**Prompt**
Identify each line containing the word "data" and copy it.

**Available records**
########################################

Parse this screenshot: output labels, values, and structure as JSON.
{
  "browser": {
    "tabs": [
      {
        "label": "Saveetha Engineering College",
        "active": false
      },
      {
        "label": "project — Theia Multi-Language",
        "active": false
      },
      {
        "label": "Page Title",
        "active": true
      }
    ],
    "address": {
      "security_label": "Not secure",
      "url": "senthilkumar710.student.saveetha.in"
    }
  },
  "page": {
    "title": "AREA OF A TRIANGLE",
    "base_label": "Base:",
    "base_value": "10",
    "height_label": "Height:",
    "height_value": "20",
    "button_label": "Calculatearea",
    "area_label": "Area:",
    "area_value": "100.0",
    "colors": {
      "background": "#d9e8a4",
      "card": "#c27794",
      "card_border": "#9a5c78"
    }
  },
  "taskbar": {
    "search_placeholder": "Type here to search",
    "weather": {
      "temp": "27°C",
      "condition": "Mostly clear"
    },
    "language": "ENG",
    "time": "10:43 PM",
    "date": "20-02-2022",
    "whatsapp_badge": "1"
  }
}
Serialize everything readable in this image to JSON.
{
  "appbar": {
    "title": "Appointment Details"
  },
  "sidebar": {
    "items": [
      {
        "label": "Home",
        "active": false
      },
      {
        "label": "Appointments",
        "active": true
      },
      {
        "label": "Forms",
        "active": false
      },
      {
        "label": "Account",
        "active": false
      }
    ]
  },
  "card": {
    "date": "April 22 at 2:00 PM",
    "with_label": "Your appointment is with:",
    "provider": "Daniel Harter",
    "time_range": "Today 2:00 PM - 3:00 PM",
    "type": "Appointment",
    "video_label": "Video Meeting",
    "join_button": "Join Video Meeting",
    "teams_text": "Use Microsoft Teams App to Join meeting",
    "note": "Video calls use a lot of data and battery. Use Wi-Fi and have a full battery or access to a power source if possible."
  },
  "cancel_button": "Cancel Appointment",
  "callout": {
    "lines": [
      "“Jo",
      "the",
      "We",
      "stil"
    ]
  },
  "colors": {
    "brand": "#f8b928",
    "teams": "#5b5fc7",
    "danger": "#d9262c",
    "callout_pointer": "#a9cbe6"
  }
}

########################################

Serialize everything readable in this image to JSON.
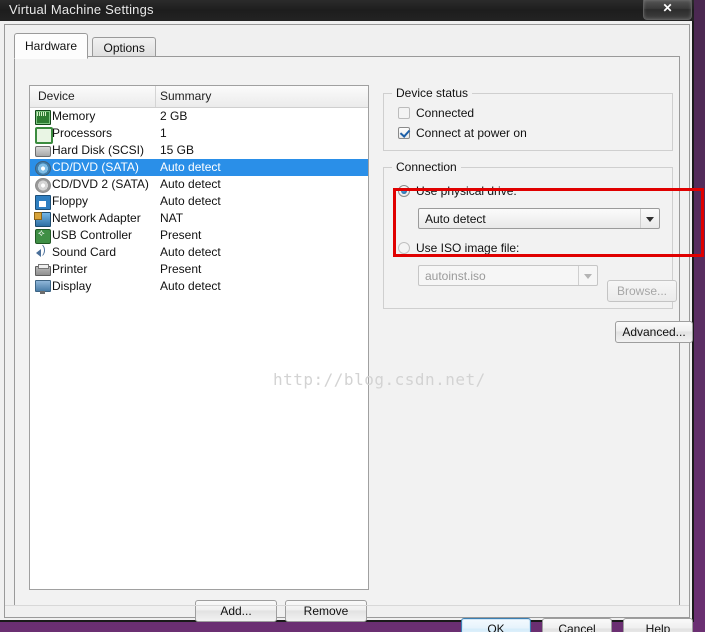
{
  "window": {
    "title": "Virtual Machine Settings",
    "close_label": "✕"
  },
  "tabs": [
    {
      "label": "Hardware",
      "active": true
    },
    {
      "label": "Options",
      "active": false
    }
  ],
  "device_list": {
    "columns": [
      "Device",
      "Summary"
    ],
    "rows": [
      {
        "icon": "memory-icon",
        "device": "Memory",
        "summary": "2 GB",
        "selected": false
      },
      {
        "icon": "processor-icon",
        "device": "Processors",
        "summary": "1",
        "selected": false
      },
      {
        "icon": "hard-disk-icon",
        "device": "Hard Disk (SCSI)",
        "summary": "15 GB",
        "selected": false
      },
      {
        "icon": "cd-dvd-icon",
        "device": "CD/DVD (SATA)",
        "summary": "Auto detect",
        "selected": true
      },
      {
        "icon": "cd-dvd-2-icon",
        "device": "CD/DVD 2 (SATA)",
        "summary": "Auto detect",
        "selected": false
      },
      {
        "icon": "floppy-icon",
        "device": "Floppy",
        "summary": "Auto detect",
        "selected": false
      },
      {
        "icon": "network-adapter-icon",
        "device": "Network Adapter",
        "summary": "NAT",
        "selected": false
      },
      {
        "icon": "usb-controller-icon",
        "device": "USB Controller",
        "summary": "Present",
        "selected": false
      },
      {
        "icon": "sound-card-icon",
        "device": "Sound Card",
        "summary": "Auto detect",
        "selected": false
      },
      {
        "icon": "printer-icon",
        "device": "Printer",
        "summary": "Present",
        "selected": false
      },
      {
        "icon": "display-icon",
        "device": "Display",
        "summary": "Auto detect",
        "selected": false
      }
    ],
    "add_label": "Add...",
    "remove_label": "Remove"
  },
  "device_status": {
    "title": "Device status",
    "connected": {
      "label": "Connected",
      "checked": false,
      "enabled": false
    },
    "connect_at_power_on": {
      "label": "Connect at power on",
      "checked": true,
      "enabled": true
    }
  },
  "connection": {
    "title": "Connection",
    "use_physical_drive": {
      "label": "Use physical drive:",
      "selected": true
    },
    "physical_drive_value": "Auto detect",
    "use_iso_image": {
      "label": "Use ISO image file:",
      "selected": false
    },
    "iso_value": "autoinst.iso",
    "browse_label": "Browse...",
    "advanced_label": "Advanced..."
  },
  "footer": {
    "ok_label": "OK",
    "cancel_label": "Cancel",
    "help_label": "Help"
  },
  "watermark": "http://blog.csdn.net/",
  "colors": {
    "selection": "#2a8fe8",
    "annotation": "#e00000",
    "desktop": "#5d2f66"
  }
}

########################################

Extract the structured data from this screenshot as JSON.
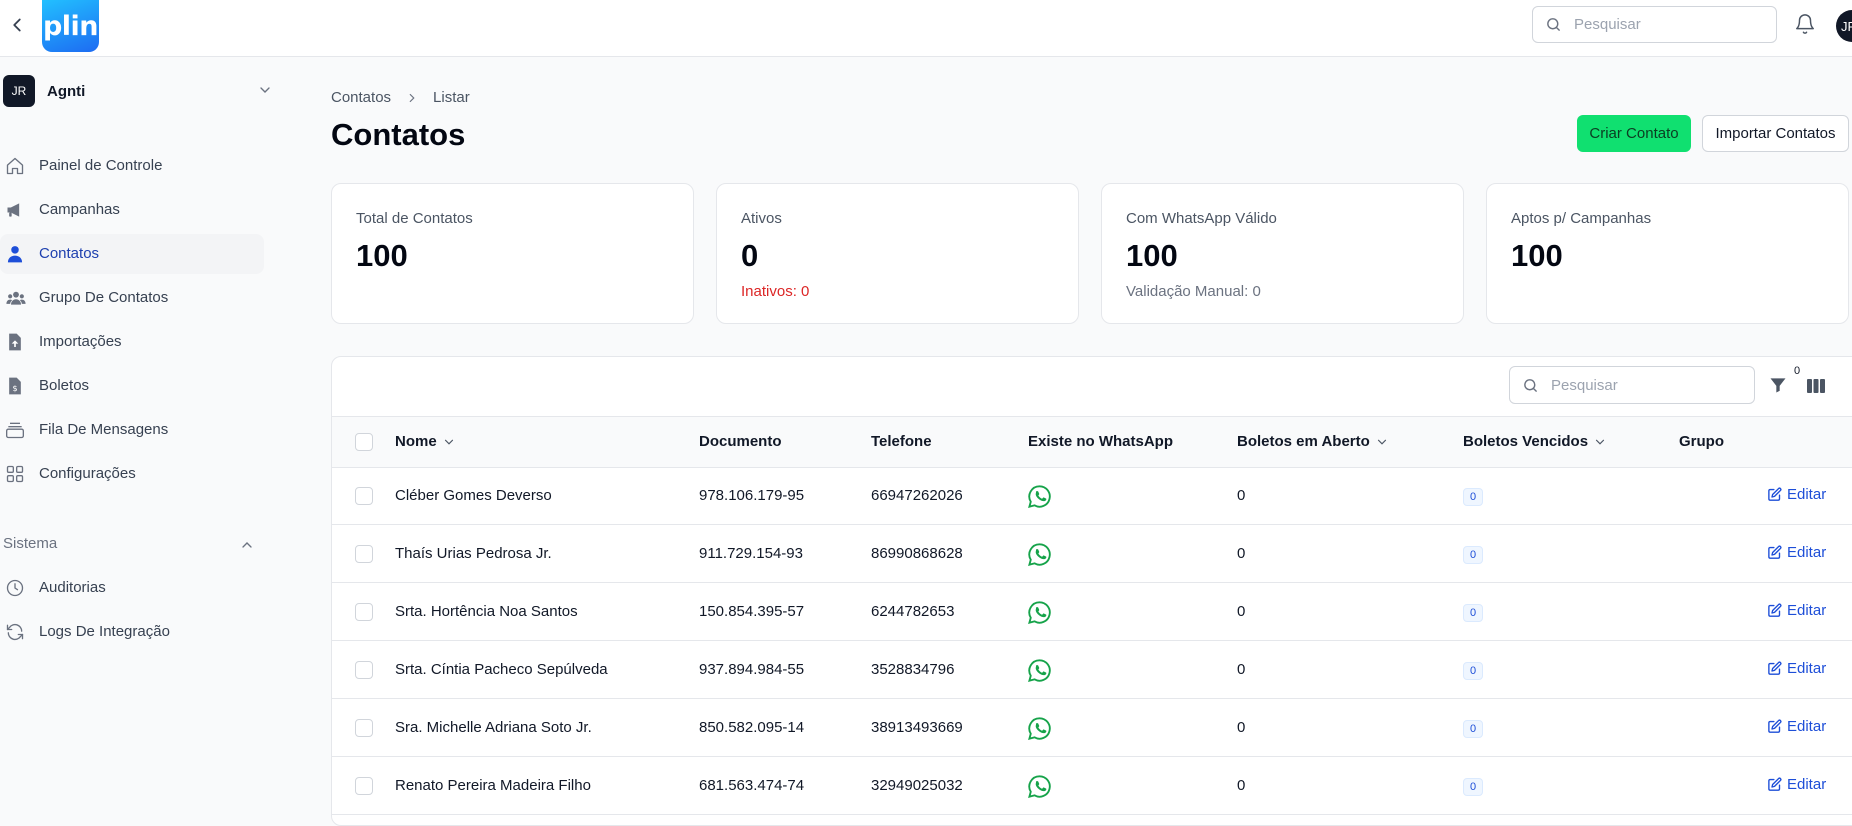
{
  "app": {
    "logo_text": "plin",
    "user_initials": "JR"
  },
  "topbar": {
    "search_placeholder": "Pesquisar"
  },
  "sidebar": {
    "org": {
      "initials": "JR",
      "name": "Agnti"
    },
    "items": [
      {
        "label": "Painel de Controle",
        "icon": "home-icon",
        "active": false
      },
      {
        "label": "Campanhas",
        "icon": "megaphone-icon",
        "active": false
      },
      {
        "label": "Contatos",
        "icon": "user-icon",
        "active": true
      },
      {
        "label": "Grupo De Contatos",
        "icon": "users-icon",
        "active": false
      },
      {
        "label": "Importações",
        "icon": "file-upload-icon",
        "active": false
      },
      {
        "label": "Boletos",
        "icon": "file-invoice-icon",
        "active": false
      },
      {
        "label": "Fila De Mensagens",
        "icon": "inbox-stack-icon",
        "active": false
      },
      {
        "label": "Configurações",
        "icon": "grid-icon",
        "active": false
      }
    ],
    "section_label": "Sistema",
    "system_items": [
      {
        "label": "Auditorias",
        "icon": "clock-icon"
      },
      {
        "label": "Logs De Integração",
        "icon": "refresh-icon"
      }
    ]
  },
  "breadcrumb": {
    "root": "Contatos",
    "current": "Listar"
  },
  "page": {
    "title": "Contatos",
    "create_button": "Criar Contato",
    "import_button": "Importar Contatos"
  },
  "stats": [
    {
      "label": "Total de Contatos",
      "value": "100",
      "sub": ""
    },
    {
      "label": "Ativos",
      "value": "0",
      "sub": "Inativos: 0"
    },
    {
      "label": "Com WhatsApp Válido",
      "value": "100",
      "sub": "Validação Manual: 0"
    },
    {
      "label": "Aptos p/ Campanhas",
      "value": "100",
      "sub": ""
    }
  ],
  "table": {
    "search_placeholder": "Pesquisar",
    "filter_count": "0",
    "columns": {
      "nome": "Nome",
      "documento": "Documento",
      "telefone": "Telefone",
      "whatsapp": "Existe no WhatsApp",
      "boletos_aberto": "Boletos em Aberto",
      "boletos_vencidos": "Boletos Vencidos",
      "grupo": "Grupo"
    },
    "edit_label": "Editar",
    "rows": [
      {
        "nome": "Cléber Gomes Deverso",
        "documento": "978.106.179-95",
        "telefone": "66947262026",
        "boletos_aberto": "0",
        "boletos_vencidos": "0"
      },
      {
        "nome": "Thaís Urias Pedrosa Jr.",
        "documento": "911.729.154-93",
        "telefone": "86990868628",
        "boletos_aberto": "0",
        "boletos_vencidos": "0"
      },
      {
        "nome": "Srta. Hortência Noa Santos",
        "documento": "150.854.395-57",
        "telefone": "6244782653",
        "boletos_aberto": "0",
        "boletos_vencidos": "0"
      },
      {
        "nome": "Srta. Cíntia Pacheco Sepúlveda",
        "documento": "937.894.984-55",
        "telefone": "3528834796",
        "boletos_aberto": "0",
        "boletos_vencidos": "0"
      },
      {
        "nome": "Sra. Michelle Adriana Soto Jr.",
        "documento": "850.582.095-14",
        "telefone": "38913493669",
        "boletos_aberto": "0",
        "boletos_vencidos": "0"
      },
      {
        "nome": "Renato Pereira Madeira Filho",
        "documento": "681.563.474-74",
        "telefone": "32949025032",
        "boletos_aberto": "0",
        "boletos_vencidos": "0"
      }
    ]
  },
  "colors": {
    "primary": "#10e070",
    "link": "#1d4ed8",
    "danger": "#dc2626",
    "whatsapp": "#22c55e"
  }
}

########################################

**Response to the exercise**
    "note": "Video calls use a lot of data and battery. Use Wi-Fi and have a full battery or access to a power source if possible."
Extract the structured data from this screenshot as JSON.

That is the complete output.